- **Stated task**: Some lines of these records may hold the word "grid"; state how many, using only the number.
* Start *
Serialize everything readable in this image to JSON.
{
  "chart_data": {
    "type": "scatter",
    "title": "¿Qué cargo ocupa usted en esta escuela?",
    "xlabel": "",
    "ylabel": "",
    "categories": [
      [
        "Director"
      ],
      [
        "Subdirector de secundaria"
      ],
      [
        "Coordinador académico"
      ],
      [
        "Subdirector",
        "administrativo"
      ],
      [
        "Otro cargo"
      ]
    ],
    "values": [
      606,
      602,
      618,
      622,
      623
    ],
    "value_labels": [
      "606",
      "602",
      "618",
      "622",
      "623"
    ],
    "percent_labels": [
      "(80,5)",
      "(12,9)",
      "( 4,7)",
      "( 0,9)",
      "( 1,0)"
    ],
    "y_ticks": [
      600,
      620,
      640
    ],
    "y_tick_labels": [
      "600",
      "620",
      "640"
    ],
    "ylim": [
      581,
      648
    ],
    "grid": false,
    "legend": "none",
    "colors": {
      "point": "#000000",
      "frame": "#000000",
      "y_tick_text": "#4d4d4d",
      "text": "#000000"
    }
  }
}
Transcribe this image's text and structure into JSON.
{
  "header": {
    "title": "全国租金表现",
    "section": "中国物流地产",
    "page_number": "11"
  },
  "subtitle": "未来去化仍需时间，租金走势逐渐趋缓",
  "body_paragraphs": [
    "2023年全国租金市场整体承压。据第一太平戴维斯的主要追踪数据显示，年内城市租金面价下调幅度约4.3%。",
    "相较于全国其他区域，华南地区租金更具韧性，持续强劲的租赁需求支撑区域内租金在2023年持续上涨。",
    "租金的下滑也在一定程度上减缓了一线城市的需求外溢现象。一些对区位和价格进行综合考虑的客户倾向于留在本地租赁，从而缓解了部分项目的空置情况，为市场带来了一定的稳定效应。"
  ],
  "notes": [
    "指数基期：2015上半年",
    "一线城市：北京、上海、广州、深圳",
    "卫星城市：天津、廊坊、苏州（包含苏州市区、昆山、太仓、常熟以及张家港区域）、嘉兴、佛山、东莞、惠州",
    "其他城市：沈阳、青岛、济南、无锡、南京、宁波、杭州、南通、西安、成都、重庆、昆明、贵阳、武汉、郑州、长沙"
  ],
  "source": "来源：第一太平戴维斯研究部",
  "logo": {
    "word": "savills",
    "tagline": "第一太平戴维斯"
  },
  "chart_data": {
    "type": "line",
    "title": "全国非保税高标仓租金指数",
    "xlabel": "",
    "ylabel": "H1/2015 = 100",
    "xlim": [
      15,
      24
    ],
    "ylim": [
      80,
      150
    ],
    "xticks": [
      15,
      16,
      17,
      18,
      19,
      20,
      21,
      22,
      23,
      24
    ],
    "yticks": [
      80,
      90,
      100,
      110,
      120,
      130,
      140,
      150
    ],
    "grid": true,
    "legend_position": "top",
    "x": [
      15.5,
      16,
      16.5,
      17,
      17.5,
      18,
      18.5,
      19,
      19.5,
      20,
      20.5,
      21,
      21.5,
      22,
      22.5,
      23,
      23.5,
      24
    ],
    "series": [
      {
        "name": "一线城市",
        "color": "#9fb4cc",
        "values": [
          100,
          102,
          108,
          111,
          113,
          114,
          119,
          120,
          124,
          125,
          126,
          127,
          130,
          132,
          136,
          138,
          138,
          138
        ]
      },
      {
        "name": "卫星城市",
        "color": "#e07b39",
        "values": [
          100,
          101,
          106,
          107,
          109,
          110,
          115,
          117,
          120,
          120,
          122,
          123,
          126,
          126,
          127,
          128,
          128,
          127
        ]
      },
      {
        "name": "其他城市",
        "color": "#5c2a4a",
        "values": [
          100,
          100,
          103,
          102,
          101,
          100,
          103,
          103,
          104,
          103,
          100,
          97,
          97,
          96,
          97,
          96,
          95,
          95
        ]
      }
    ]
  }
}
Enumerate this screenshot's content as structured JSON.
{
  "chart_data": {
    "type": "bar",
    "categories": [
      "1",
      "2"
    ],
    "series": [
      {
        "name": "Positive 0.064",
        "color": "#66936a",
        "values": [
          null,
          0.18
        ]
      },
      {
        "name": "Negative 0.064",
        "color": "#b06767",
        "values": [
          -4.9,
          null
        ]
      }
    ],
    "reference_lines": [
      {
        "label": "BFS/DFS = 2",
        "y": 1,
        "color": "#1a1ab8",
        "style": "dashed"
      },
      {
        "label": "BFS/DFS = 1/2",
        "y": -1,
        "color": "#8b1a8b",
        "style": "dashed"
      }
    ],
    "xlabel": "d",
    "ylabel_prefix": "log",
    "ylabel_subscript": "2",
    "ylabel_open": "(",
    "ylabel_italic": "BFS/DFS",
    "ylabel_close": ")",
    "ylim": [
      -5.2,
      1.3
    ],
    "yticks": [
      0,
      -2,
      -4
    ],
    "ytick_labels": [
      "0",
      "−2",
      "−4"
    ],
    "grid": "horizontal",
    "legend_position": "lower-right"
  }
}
* End *
- **Written response**: 3